## start
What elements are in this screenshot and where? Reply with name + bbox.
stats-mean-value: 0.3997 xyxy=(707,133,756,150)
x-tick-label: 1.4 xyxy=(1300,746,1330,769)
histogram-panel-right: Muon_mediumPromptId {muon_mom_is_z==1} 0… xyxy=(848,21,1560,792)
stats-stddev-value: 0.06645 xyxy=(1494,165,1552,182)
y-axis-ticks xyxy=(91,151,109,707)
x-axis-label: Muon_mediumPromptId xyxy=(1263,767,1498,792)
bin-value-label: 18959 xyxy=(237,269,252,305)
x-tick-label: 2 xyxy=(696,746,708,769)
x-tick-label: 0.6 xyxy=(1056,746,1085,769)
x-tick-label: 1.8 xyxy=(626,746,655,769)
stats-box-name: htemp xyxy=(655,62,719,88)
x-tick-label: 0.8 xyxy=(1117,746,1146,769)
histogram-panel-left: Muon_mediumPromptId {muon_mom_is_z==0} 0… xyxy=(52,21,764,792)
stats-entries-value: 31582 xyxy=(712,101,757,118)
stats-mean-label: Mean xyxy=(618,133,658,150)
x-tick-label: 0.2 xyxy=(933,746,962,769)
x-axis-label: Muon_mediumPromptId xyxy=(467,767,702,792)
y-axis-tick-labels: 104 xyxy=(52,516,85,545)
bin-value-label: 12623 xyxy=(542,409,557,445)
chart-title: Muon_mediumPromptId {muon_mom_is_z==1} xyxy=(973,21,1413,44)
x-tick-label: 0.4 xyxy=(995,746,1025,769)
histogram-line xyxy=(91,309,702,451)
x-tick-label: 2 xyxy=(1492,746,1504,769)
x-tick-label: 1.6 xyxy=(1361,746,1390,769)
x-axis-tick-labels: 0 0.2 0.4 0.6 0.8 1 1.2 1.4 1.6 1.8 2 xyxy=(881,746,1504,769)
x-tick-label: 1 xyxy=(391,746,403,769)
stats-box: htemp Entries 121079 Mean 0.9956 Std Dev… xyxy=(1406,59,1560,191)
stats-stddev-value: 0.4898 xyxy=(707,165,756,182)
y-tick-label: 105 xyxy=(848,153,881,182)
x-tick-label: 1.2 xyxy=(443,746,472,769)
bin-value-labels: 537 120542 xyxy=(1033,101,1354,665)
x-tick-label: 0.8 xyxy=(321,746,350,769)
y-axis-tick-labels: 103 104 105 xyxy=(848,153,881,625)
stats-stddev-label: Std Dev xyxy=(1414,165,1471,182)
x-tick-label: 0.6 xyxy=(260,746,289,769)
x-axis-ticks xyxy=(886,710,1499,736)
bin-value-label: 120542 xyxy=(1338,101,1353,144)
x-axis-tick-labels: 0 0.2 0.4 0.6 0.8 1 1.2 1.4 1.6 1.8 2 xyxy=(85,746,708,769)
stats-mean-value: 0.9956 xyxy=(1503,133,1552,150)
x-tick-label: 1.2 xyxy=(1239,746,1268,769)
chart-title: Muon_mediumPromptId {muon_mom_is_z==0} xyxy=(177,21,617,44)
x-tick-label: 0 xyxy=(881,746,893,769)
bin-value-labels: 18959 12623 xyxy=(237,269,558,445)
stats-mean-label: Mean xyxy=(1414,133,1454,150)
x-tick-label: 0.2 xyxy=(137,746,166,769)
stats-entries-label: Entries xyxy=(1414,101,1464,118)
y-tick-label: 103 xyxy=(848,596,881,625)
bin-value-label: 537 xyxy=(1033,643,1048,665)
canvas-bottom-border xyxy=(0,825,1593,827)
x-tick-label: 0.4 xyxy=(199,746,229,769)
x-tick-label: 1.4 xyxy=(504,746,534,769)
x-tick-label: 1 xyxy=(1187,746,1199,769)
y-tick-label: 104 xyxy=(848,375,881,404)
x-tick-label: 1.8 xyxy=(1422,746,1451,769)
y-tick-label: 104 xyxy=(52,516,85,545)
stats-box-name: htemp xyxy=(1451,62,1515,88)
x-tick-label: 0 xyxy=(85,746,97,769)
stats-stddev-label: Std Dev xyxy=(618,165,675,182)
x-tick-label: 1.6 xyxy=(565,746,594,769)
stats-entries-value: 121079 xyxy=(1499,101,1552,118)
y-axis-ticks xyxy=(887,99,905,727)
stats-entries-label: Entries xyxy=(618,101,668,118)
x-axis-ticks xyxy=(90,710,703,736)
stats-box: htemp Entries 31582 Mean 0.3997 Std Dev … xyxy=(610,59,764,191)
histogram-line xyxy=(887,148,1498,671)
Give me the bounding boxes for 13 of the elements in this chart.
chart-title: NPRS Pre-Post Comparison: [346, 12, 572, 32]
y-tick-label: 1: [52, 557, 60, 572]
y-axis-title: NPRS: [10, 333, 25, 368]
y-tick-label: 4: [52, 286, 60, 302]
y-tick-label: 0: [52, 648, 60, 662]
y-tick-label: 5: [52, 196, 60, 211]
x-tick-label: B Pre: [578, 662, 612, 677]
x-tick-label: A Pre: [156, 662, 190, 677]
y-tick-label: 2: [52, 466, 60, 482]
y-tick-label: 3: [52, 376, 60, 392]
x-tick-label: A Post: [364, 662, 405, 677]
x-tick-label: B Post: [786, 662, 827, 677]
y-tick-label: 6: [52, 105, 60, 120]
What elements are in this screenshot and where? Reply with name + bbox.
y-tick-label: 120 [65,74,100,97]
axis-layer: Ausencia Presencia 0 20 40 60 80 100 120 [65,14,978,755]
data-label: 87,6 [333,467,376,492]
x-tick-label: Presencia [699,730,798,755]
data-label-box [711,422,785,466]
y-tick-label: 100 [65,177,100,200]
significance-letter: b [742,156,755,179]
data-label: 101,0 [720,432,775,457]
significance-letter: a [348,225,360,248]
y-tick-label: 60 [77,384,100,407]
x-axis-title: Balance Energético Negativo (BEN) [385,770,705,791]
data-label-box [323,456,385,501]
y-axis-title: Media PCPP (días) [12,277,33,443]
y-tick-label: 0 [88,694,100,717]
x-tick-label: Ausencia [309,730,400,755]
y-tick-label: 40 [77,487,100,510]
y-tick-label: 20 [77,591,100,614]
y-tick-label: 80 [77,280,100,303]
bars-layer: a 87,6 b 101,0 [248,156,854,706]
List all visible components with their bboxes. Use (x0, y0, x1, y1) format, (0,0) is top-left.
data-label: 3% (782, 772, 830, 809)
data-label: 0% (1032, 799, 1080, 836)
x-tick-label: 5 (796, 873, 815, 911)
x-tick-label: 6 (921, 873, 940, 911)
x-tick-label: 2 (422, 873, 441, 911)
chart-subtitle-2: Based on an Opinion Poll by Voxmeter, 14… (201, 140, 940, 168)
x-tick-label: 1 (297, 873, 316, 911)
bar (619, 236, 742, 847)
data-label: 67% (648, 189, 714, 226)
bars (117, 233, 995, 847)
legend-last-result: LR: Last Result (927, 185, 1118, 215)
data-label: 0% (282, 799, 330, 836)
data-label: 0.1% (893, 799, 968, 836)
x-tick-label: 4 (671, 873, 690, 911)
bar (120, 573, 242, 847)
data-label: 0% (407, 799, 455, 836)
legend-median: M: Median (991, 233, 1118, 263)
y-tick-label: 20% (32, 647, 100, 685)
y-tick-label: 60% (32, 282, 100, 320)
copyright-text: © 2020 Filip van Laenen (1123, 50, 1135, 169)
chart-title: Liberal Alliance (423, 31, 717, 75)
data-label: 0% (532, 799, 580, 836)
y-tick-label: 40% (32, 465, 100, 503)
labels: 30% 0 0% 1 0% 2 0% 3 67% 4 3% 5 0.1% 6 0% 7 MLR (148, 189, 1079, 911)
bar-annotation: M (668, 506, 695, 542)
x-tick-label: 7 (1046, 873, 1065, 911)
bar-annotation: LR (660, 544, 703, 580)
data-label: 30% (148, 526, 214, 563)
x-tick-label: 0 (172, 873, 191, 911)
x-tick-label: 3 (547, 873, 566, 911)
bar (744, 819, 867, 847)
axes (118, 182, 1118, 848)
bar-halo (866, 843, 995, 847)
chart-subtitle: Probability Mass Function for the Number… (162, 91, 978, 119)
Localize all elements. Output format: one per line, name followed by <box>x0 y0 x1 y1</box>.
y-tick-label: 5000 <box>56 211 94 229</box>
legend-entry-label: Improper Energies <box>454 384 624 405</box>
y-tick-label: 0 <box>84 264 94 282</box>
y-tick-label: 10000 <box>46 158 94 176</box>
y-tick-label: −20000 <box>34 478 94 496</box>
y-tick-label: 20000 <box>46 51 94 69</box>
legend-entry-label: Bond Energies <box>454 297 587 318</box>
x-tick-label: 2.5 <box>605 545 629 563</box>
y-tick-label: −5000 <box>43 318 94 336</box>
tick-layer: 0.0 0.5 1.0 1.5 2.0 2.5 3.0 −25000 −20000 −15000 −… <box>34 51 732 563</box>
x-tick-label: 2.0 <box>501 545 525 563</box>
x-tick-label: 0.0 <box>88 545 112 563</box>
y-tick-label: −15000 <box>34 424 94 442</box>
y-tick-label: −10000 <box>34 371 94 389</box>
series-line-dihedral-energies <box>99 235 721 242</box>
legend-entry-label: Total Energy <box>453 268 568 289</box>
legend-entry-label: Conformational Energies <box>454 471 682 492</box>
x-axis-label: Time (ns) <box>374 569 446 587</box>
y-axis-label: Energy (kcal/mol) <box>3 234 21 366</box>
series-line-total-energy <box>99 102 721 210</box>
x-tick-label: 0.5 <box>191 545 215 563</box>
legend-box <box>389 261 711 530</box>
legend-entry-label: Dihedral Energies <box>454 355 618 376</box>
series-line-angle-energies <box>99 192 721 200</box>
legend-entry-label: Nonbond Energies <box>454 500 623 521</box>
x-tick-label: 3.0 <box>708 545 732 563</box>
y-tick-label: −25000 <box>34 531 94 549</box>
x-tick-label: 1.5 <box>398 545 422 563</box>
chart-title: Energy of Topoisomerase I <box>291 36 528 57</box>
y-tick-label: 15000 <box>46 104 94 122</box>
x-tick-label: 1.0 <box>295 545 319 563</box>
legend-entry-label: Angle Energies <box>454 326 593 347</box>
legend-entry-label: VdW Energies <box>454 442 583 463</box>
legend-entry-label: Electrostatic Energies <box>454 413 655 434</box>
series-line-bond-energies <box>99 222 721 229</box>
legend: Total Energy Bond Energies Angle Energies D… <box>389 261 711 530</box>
## end
Could you render the records as a Markdown table with the columns Row and Entry, starting at the first line of the records and ending with the line containing "y-axis-tick-labels: 104 xyxy=(52,516,85,545)", both included and blank lines left out?

| Row | Entry |
|---|---|
| 1 | What elements are in this screenshot and where? Reply with name + bbox. |
| 2 | stats-mean-value: 0.3997 xyxy=(707,133,756,150) |
| 3 | x-tick-label: 1.4 xyxy=(1300,746,1330,769) |
| 4 | histogram-panel-right: Muon_mediumPromptId {muon_mom_is_z==1} 0… xyxy=(848,21,1560,792) |
| 5 | stats-stddev-value: 0.06645 xyxy=(1494,165,1552,182) |
| 6 | y-axis-ticks xyxy=(91,151,109,707) |
| 7 | x-axis-label: Muon_mediumPromptId xyxy=(1263,767,1498,792) |
| 8 | bin-value-label: 18959 xyxy=(237,269,252,305) |
| 9 | x-tick-label: 2 xyxy=(696,746,708,769) |
| 10 | x-tick-label: 0.6 xyxy=(1056,746,1085,769) |
| 11 | x-tick-label: 1.8 xyxy=(626,746,655,769) |
| 12 | stats-box-name: htemp xyxy=(655,62,719,88) |
| 13 | x-tick-label: 0.8 xyxy=(1117,746,1146,769) |
| 14 | histogram-panel-left: Muon_mediumPromptId {muon_mom_is_z==0} 0… xyxy=(52,21,764,792) |
| 15 | stats-entries-value: 31582 xyxy=(712,101,757,118) |
| 16 | stats-mean-label: Mean xyxy=(618,133,658,150) |
| 17 | x-tick-label: 0.2 xyxy=(933,746,962,769) |
| 18 | x-axis-label: Muon_mediumPromptId xyxy=(467,767,702,792) |
| 19 | y-axis-tick-labels: 104 xyxy=(52,516,85,545) |